How many lines of the entries below include the word "PIENO"? Answer with the number alone.

:: Records for processing ::

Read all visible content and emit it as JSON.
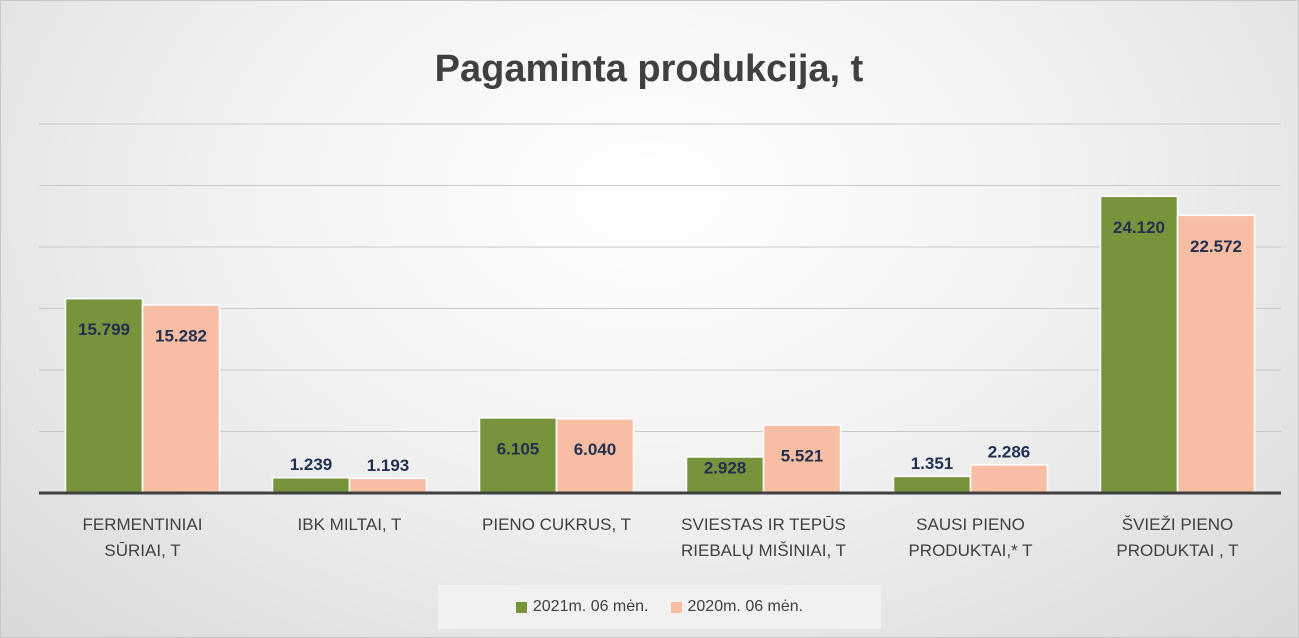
{
  "chart_data": {
    "type": "bar",
    "title": "Pagaminta produkcija, t",
    "categories": [
      "FERMENTINIAI\nSŪRIAI, T",
      "IBK MILTAI, T",
      "PIENO CUKRUS, T",
      "SVIESTAS IR TEPŪS\nRIEBALŲ MIŠINIAI, T",
      "SAUSI PIENO\nPRODUKTAI,* T",
      "ŠVIEŽI PIENO\nPRODUKTAI , T"
    ],
    "series": [
      {
        "name": "2021m. 06 mėn.",
        "color": "#77933c",
        "values": [
          15799,
          1239,
          6105,
          2928,
          1351,
          24120
        ],
        "value_labels": [
          "15.799",
          "1.239",
          "6.105",
          "2.928",
          "1.351",
          "24.120"
        ]
      },
      {
        "name": "2020m. 06 mėn.",
        "color": "#f8bea3",
        "values": [
          15282,
          1193,
          6040,
          5521,
          2286,
          22572
        ],
        "value_labels": [
          "15.282",
          "1.193",
          "6.040",
          "5.521",
          "2.286",
          "22.572"
        ]
      }
    ],
    "ylim": [
      0,
      30000
    ],
    "yticks": [
      0,
      5000,
      10000,
      15000,
      20000,
      25000,
      30000
    ],
    "grid": true,
    "legend": "bottom"
  }
}
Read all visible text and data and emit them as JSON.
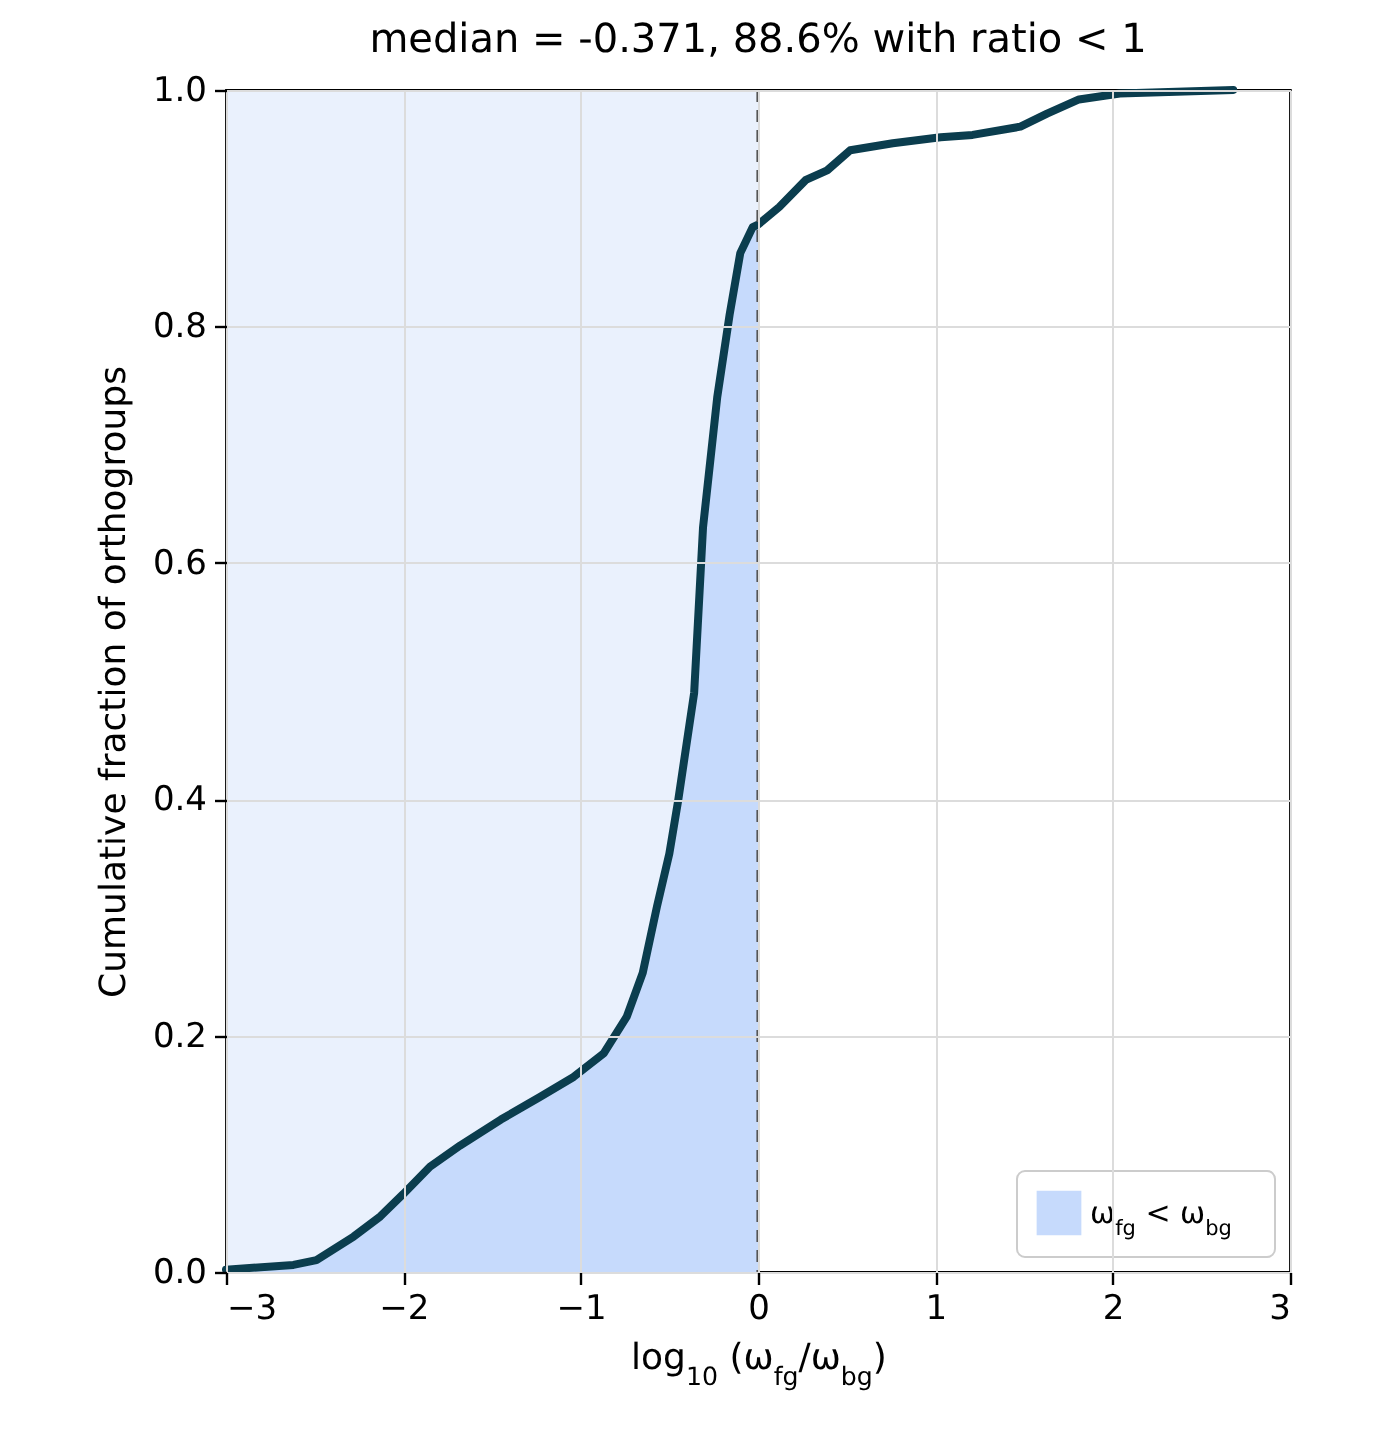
{
  "chart_data": {
    "type": "line",
    "title": "median = -0.371, 88.6% with ratio < 1",
    "xlabel": "log$_{10}$ (ω$_{fg}$/ω$_{bg}$)",
    "ylabel": "Cumulative fraction of orthogroups",
    "xlim": [
      -3,
      3
    ],
    "xticks": [
      {
        "value": -3,
        "label": "−3"
      },
      {
        "value": -2,
        "label": "−2"
      },
      {
        "value": -1,
        "label": "−1"
      },
      0,
      1,
      2,
      3
    ],
    "ylim": [
      0,
      1
    ],
    "yticks": [
      {
        "value": 0,
        "label": "0.0"
      },
      0.2,
      0.4,
      0.6,
      0.8,
      {
        "value": 1,
        "label": "1.0"
      }
    ],
    "grid": true,
    "legend": "bottom right",
    "series": [
      {
        "type": "area",
        "name": "ω$_{fg}$ < ω$_{bg}$",
        "color": "#c6dafc",
        "x": [
          -3,
          -2.62,
          -2.49,
          -2.28,
          -2.13,
          -2.0,
          -1.85,
          -1.68,
          -1.45,
          -1.23,
          -1.04,
          -0.87,
          -0.74,
          -0.65,
          -0.57,
          -0.5,
          -0.45,
          -0.36,
          -0.31,
          -0.23,
          -0.16,
          -0.1,
          -0.03,
          0
        ],
        "values": [
          0.002,
          0.006,
          0.01,
          0.03,
          0.047,
          0.066,
          0.089,
          0.107,
          0.129,
          0.148,
          0.165,
          0.185,
          0.216,
          0.253,
          0.309,
          0.354,
          0.399,
          0.49,
          0.63,
          0.74,
          0.81,
          0.862,
          0.884,
          0.886
        ]
      },
      {
        "color": "#0b3d4e",
        "x": [
          -3,
          -2.62,
          -2.49,
          -2.28,
          -2.13,
          -2.0,
          -1.85,
          -1.68,
          -1.45,
          -1.23,
          -1.04,
          -0.87,
          -0.74,
          -0.65,
          -0.57,
          -0.5,
          -0.45,
          -0.36,
          -0.31,
          -0.23,
          -0.16,
          -0.1,
          -0.03,
          0,
          0.12,
          0.27,
          0.39,
          0.52,
          0.76,
          1.03,
          1.21,
          1.48,
          1.63,
          1.81,
          2.04,
          2.68
        ],
        "values": [
          0.002,
          0.006,
          0.01,
          0.03,
          0.047,
          0.066,
          0.089,
          0.107,
          0.129,
          0.148,
          0.165,
          0.185,
          0.216,
          0.253,
          0.309,
          0.354,
          0.399,
          0.49,
          0.63,
          0.74,
          0.81,
          0.862,
          0.884,
          0.886,
          0.901,
          0.924,
          0.932,
          0.949,
          0.955,
          0.96,
          0.962,
          0.969,
          0.98,
          0.992,
          0.997,
          1.0
        ]
      }
    ],
    "bands": [
      {
        "axis": "x",
        "from": -3,
        "to": 0,
        "color": "#eaf1fd"
      }
    ],
    "ref_lines": [
      {
        "axis": "x",
        "value": 0,
        "color": "#555555",
        "line_style": "dashed"
      }
    ]
  }
}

:::

Answer to the exercise
3